Reproduce all of the data exactly.
= = = =
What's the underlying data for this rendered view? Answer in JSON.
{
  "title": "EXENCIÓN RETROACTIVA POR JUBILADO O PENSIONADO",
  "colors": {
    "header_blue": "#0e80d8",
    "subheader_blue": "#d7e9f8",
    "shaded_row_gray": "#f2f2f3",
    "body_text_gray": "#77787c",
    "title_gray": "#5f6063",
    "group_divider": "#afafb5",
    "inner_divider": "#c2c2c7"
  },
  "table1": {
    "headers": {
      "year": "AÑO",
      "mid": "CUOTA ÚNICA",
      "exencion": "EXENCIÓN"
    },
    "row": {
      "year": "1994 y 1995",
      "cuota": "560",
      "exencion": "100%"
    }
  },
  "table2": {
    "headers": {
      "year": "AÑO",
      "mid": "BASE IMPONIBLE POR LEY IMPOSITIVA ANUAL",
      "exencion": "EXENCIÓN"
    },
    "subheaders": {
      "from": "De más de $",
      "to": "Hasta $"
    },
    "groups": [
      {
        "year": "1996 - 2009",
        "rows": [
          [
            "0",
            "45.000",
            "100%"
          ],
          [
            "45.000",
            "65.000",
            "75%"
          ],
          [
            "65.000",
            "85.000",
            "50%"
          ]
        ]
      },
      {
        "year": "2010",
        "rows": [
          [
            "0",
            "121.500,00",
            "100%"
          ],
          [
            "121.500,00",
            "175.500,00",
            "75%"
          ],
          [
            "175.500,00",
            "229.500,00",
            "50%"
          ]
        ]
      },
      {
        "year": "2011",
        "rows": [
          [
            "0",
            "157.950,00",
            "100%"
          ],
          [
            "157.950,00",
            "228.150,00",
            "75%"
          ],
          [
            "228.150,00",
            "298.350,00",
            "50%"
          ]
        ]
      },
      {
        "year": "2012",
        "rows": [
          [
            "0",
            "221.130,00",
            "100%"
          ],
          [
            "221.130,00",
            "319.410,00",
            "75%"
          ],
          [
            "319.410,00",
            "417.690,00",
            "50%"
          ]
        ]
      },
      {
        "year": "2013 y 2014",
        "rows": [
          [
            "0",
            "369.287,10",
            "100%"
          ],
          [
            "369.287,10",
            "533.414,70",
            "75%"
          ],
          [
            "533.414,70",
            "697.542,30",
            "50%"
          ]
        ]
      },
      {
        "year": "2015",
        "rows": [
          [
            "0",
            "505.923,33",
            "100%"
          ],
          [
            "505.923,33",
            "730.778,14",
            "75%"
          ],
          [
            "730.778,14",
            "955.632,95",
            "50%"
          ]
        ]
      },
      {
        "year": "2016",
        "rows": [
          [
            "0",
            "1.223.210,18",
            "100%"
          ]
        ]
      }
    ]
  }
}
= = = =
▸ Answer to the exercise:
What's the underlying data for this rendered view? Answer in JSON.
{
  "title": "EXENCIÓN RETROACTIVA POR JUBILADO O PENSIONADO",
  "colors": {
    "header_blue": "#0e80d8",
    "subheader_blue": "#d7e9f8",
    "shaded_row_gray": "#f2f2f3",
    "body_text_gray": "#77787c",
    "title_gray": "#5f6063",
    "group_divider": "#afafb5",
    "inner_divider": "#c2c2c7"
  },
  "table1": {
    "headers": {
      "year": "AÑO",
      "mid": "CUOTA ÚNICA",
      "exencion": "EXENCIÓN"
    },
    "row": {
      "year": "1994 y 1995",
      "cuota": "560",
      "exencion": "100%"
    }
  },
  "table2": {
    "headers": {
      "year": "AÑO",
      "mid": "BASE IMPONIBLE POR LEY IMPOSITIVA ANUAL",
      "exencion": "EXENCIÓN"
    },
    "subheaders": {
      "from": "De más de $",
      "to": "Hasta $"
    },
    "groups": [
      {
        "year": "1996 - 2009",
        "rows": [
          [
            "0",
            "45.000",
            "100%"
          ],
          [
            "45.000",
            "65.000",
            "75%"
          ],
          [
            "65.000",
            "85.000",
            "50%"
          ]
        ]
      },
      {
        "year": "2010",
        "rows": [
          [
            "0",
            "121.500,00",
            "100%"
          ],
          [
            "121.500,00",
            "175.500,00",
            "75%"
          ],
          [
            "175.500,00",
            "229.500,00",
            "50%"
          ]
        ]
      },
      {
        "year": "2011",
        "rows": [
          [
            "0",
            "157.950,00",
            "100%"
          ],
          [
            "157.950,00",
            "228.150,00",
            "75%"
          ],
          [
            "228.150,00",
            "298.350,00",
            "50%"
          ]
        ]
      },
      {
        "year": "2012",
        "rows": [
          [
            "0",
            "221.130,00",
            "100%"
          ],
          [
            "221.130,00",
            "319.410,00",
            "75%"
          ],
          [
            "319.410,00",
            "417.690,00",
            "50%"
          ]
        ]
      },
      {
        "year": "2013 y 2014",
        "rows": [
          [
            "0",
            "369.287,10",
            "100%"
          ],
          [
            "369.287,10",
            "533.414,70",
            "75%"
          ],
          [
            "533.414,70",
            "697.542,30",
            "50%"
          ]
        ]
      },
      {
        "year": "2015",
        "rows": [
          [
            "0",
            "505.923,33",
            "100%"
          ],
          [
            "505.923,33",
            "730.778,14",
            "75%"
          ],
          [
            "730.778,14",
            "955.632,95",
            "50%"
          ]
        ]
      },
      {
        "year": "2016",
        "rows": [
          [
            "0",
            "1.223.210,18",
            "100%"
          ]
        ]
      }
    ]
  }
}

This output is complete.